Source data
*****
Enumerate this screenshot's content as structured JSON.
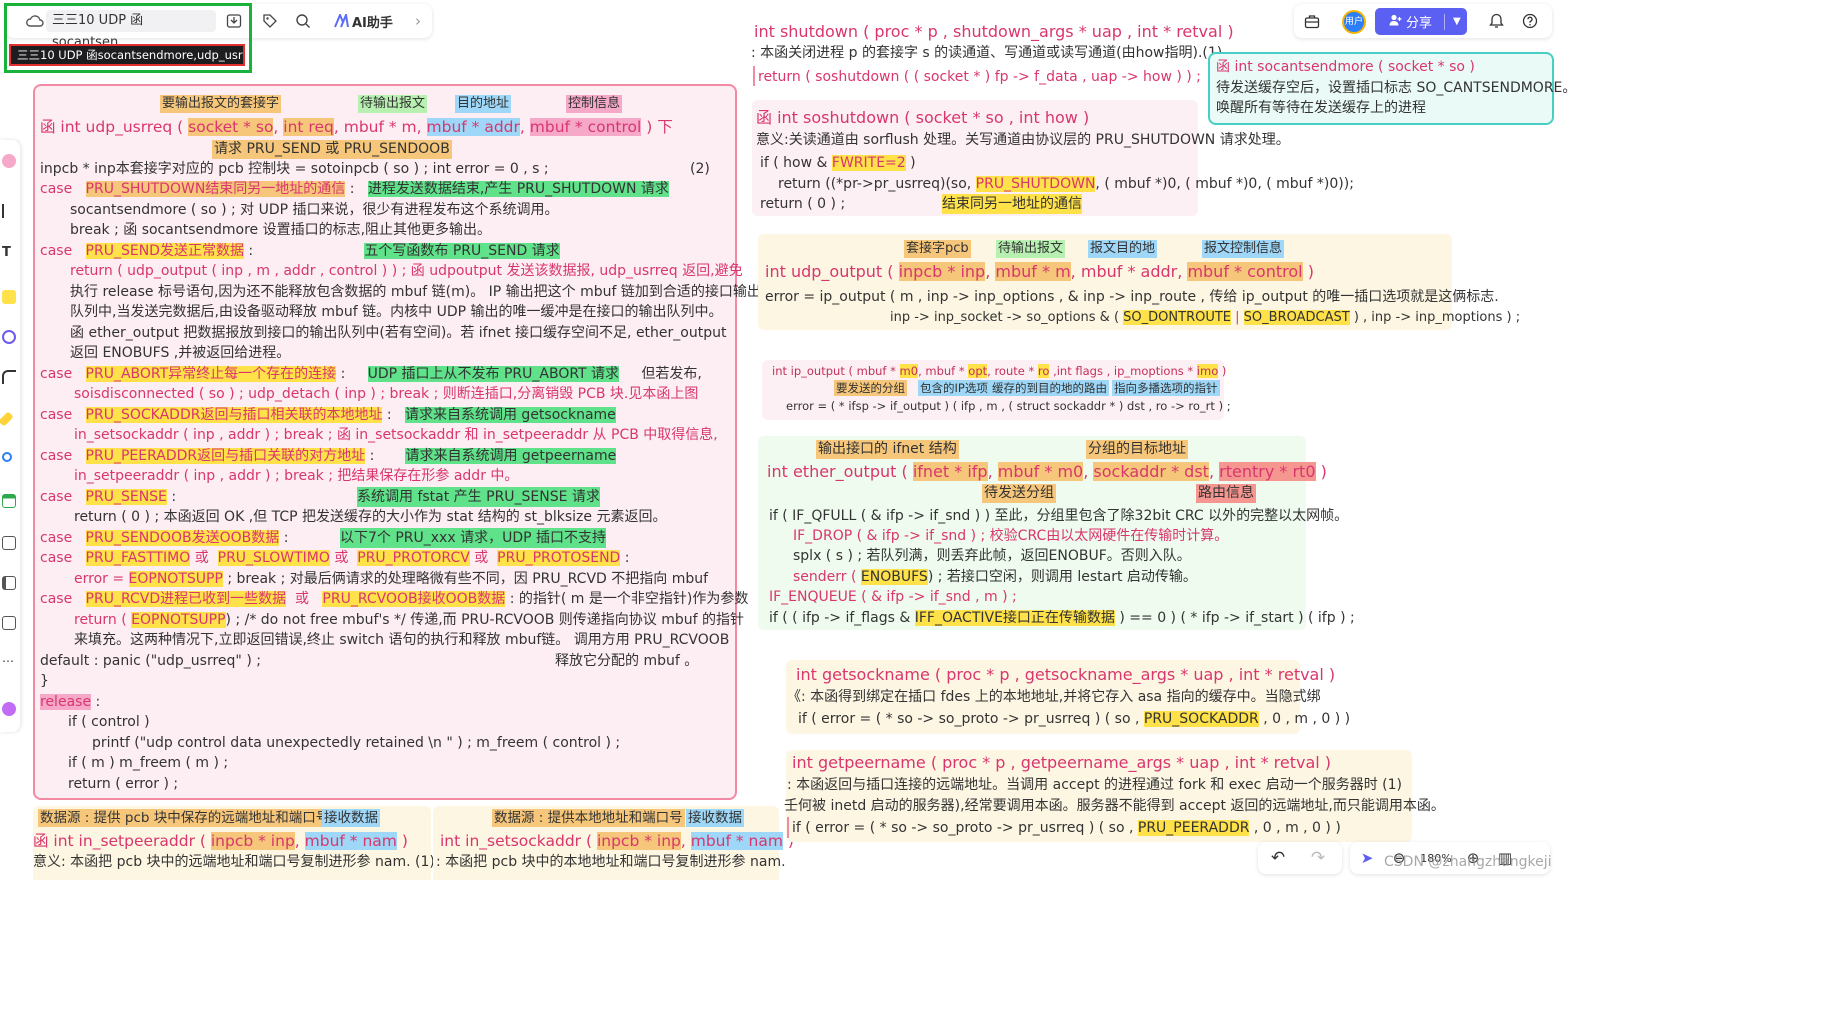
{
  "toolbar": {
    "doc_title": "三三10 UDP 函socantsen...",
    "tooltip": "三三10 UDP 函socantsendmore,udp_usrreq下",
    "ai_label": "AI助手",
    "share_label": "分享",
    "avatar_label": "用户",
    "zoom_label": "180%",
    "watermark": "CSDN @zhangzhangkeji"
  },
  "usrreq": {
    "ann1": "要输出报文的套接字",
    "ann2": "待输出报文",
    "ann3": "目的地址",
    "ann4": "控制信息",
    "sig_prefix": "函  int  udp_usrreq (",
    "p1": "socket * so",
    "p2": "int  req",
    "p3": "mbuf  * m",
    "p4": "mbuf  * addr",
    "p5": "mbuf  * control",
    "sig_suffix": ")   下",
    "note_req": "请求 PRU_SEND 或 PRU_SENDOOB",
    "l_inpcb": "inpcb  *  inp本套接字对应的 pcb 控制块  =  sotoinpcb ( so ) ;           int  error  =  0 ,  s ;",
    "l_inpcb_n": "(2)",
    "c1_kw": "case",
    "c1_lbl": "PRU_SHUTDOWN结束同另一地址的通信",
    "c1_note": "进程发送数据结束,产生 PRU_SHUTDOWN 请求",
    "c1_l1": "socantsendmore ( so ) ;                对 UDP 插口来说，很少有进程发布这个系统调用。",
    "c1_l2": "break ;                                    函 socantsendmore 设置插口的标志,阻止其他更多输出。",
    "c2_kw": "case",
    "c2_lbl": "PRU_SEND发送正常数据",
    "c2_note": "五个写函数布 PRU_SEND 请求",
    "c2_l1": "return  ( udp_output ( inp , m , addr , control ) ) ;   函 udpoutput 发送该数据报, udp_usrreq 返回,避免",
    "c2_l2": "执行 release 标号语句,因为还不能释放包含数据的 mbuf 链(m)。 IP 输出把这个 mbuf 链加到合适的接口输出",
    "c2_l3": "队列中,当发送完数据后,由设备驱动释放 mbuf 链。内核中 UDP 输出的唯一缓冲是在接口的输出队列中。",
    "c2_l4": "函  ether_output 把数据报放到接口的输出队列中(若有空间)。若 ifnet 接口缓存空间不足, ether_output",
    "c2_l5": "返回 ENOBUFS ,并被返回给进程。",
    "c3_kw": "case",
    "c3_lbl": "PRU_ABORT异常终止每一个存在的连接",
    "c3_note": "UDP 插口上从不发布 PRU_ABORT 请求",
    "c3_extra": "但若发布,",
    "c3_l1": "soisdisconnected ( so ) ;        udp_detach ( inp ) ;        break ;     则断连插口,分离销毁 PCB 块.见本函上图",
    "c4_kw": "case",
    "c4_lbl": "PRU_SOCKADDR返回与插口相关联的本地地址",
    "c4_note": "请求来自系统调用 getsockname",
    "c4_l1": "in_setsockaddr ( inp , addr ) ;        break ;      函 in_setsockaddr 和 in_setpeeraddr 从 PCB 中取得信息,",
    "c5_kw": "case",
    "c5_lbl": "PRU_PEERADDR返回与插口关联的对方地址",
    "c5_note": "请求来自系统调用 getpeername",
    "c5_l1": "in_setpeeraddr ( inp , addr ) ;       break ;       把结果保存在形参 addr 中。",
    "c6_kw": "case",
    "c6_lbl": "PRU_SENSE",
    "c6_note": "系统调用 fstat 产生 PRU_SENSE 请求",
    "c6_l1": "return ( 0 ) ;                     本函返回 OK ,但 TCP 把发送缓存的大小作为 stat 结构的 st_blksize 元素返回。",
    "c7_kw": "case",
    "c7_lbl": "PRU_SENDOOB发送OOB数据",
    "c7_colon": " :",
    "c7_note": "以下7个 PRU_xxx 请求，UDP 插口不支持",
    "c8_kw": "case",
    "c8_a": "PRU_FASTTIMO",
    "c8_or1": "或",
    "c8_b": "PRU_SLOWTIMO",
    "c8_or2": "或",
    "c8_c": "PRU_PROTORCV",
    "c8_or3": "或",
    "c8_d": "PRU_PROTOSEND",
    "c8_l1_a": "error  =",
    "c8_l1_b": "EOPNOTSUPP",
    "c8_l1_c": " ;      break ;         对最后俩请求的处理略微有些不同，因 PRU_RCVD 不把指向 mbuf",
    "c9_kw": "case",
    "c9_a": "PRU_RCVD进程已收到一些数据",
    "c9_or": "或",
    "c9_b": "PRU_RCVOOB接收OOB数据",
    "c9_note": " :  的指针( m 是一个非空指针)作为参数",
    "c9_l1_a": "return  (",
    "c9_l1_b": "EOPNOTSUPP",
    "c9_l1_c": ") ;  /* do not free mbuf's */      传递,而 PRU-RCVOOB 则传递指向协议 mbuf 的指针",
    "c9_l2": "来填充。这两种情况下,立即返回错误,终止 switch 语句的执行和释放 mbuf链。 调用方用 PRU_RCVOOB",
    "default_line": "default :        panic (\"udp_usrreq\" ) ;",
    "default_note": "释放它分配的 mbuf 。",
    "close_brace": "}",
    "release_kw": "release",
    "release_colon": " :",
    "r_l1": "if ( control )",
    "r_l2": "printf (\"udp  control  data  unexpectedly  retained \\n \" ) ;        m_freem ( control ) ;",
    "r_l3": "if ( m )      m_freem ( m ) ;",
    "r_l4": "return  ( error ) ;"
  },
  "setpeer": {
    "ann1": "数据源 : 提供 pcb 块中保存的远端地址和端口号",
    "ann2": "接收数据",
    "sig_prefix": "函   int  in_setpeeraddr (",
    "p1": "inpcb * inp",
    "p2": "mbuf  * nam",
    "sig_suffix": ")",
    "desc": "意义: 本函把 pcb 块中的远端地址和端口号复制进形参 nam.  (1)"
  },
  "setsock": {
    "ann1": "数据源 : 提供本地地址和端口号",
    "ann2": "接收数据",
    "sig_prefix": "int  in_setsockaddr (",
    "p1": "inpcb * inp",
    "p2": "mbuf  * nam",
    "sig_suffix": ")",
    "desc": ": 本函把 pcb 块中的本地地址和端口号复制进形参 nam."
  },
  "shutdown": {
    "sig": "int  shutdown ( proc  * p , shutdown_args  * uap , int * retval )",
    "desc": ": 本函关闭进程 p 的套接字 s 的读通道、写通道或读写通道(由how指明).(1)",
    "ret": "return   ( soshutdown ( ( socket * ) fp -> f_data , uap -> how ) ) ;"
  },
  "socant": {
    "sig": "函   int   socantsendmore ( socket * so )",
    "desc1": "待发送缓存空后，设置插口标志 SO_CANTSENDMORE。",
    "desc2": "唤醒所有等待在发送缓存上的进程"
  },
  "soshut": {
    "sig": "函    int  soshutdown ( socket * so , int  how )",
    "desc": "意义:关读通道由 sorflush 处理。关写通道由协议层的 PRU_SHUTDOWN 请求处理。",
    "l1_a": "if ( how  &",
    "l1_b": "FWRITE=2",
    "l1_c": ")",
    "l2_a": "return ((*pr->pr_usrreq)(so,",
    "l2_b": "PRU_SHUTDOWN",
    "l2_c": ", ( mbuf *)0, ( mbuf *)0, ( mbuf *)0));",
    "l3": "return ( 0 ) ;",
    "note": "结束同另一地址的通信"
  },
  "udpout": {
    "ann1": "套接字pcb",
    "ann2": "待输出报文",
    "ann3": "报文目的地",
    "ann4": "报文控制信息",
    "sig_prefix": "int  udp_output (",
    "p1": "inpcb  *  inp",
    "p2": "mbuf  * m",
    "p3": "mbuf  *  addr",
    "p4": "mbuf  *  control",
    "sig_suffix": ")",
    "l1": "error  =  ip_output ( m , inp -> inp_options , & inp -> inp_route ,   传给 ip_output 的唯一插口选项就是这俩标志.",
    "l2_a": "inp -> inp_socket -> so_options  &  (",
    "l2_b": "SO_DONTROUTE",
    "l2_sep": "|",
    "l2_c": "SO_BROADCAST",
    "l2_d": ") ,  inp -> inp_moptions ) ;"
  },
  "ipout": {
    "sig_a": "int  ip_output ( mbuf  *",
    "m0": "m0",
    "sig_b": ", mbuf  *",
    "opt": "opt",
    "sig_c": ", route  *",
    "ro": "ro",
    "sig_d": " ,int  flags ,  ip_moptions *",
    "imo": "imo",
    "sig_e": ")",
    "ann1": "要发送的分组",
    "ann2": "包含的IP选项",
    "ann3": "缓存的到目的地的路由",
    "ann4": "指向多播选项的指针",
    "l1": "error  =  ( * ifsp -> if_output ) ( ifp ,  m ,  ( struct  sockaddr  * ) dst ,  ro -> ro_rt ) ;"
  },
  "etherout": {
    "ann1": "输出接口的 ifnet 结构",
    "ann2": "分组的目标地址",
    "ann3": "待发送分组",
    "ann4": "路由信息",
    "sig_prefix": "int  ether_output (",
    "p1": "ifnet * ifp",
    "p2": "mbuf * m0",
    "p3": "sockaddr  *  dst",
    "p4": "rtentry  *  rt0",
    "sig_suffix": ")",
    "l1": "if  ( IF_QFULL ( & ifp -> if_snd ) )   至此，分组里包含了除32bit CRC 以外的完整以太网帧。",
    "l2": "IF_DROP ( & ifp -> if_snd ) ;        校验CRC由以太网硬件在传输时计算。",
    "l3": "splx ( s ) ;                          若队列满，则丢弃此帧，返回ENOBUF。否则入队。",
    "l4_a": "senderr (",
    "l4_b": "ENOBUFS",
    "l4_c": ") ;            若接口空闲，则调用 lestart 启动传输。",
    "l5": "IF_ENQUEUE ( & ifp -> if_snd ,  m ) ;",
    "l6_a": "if  ( ( ifp -> if_flags  &",
    "l6_b": "IFF_OACTIVE接口正在传输数据",
    "l6_c": ") == 0 )   ( * ifp -> if_start ) ( ifp ) ;"
  },
  "getsock": {
    "sig": "int   getsockname ( proc * p , getsockname_args  * uap , int * retval )",
    "desc": "《: 本函得到绑定在插口 fdes 上的本地地址,并将它存入 asa 指向的缓存中。当隐式绑",
    "l1_a": "if ( error  =  ( * so -> so_proto -> pr_usrreq ) ( so ,",
    "l1_b": "PRU_SOCKADDR",
    "l1_c": ", 0 , m , 0 ) )"
  },
  "getpeer": {
    "sig": "int   getpeername ( proc * p , getpeername_args  * uap , int * retval )",
    "desc1": ": 本函返回与插口连接的远端地址。当调用 accept 的进程通过 fork 和 exec 启动一个服务器时  (1)",
    "desc2": "壬何被 inetd 启动的服务器),经常要调用本函。服务器不能得到 accept 返回的远端地址,而只能调用本函。",
    "l1_a": "if ( error  =  ( * so -> so_proto -> pr_usrreq ) ( so ,",
    "l1_b": "PRU_PEERADDR",
    "l1_c": ", 0 , m , 0 ) )"
  }
}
*****
In the listing, find every line containing the word "getsockname" and list it.

* Exercise solution
    "c4_note": "请求来自系统调用 getsockname",
    "sig": "int   getsockname ( proc * p , getsockname_args  * uap , int * retval )",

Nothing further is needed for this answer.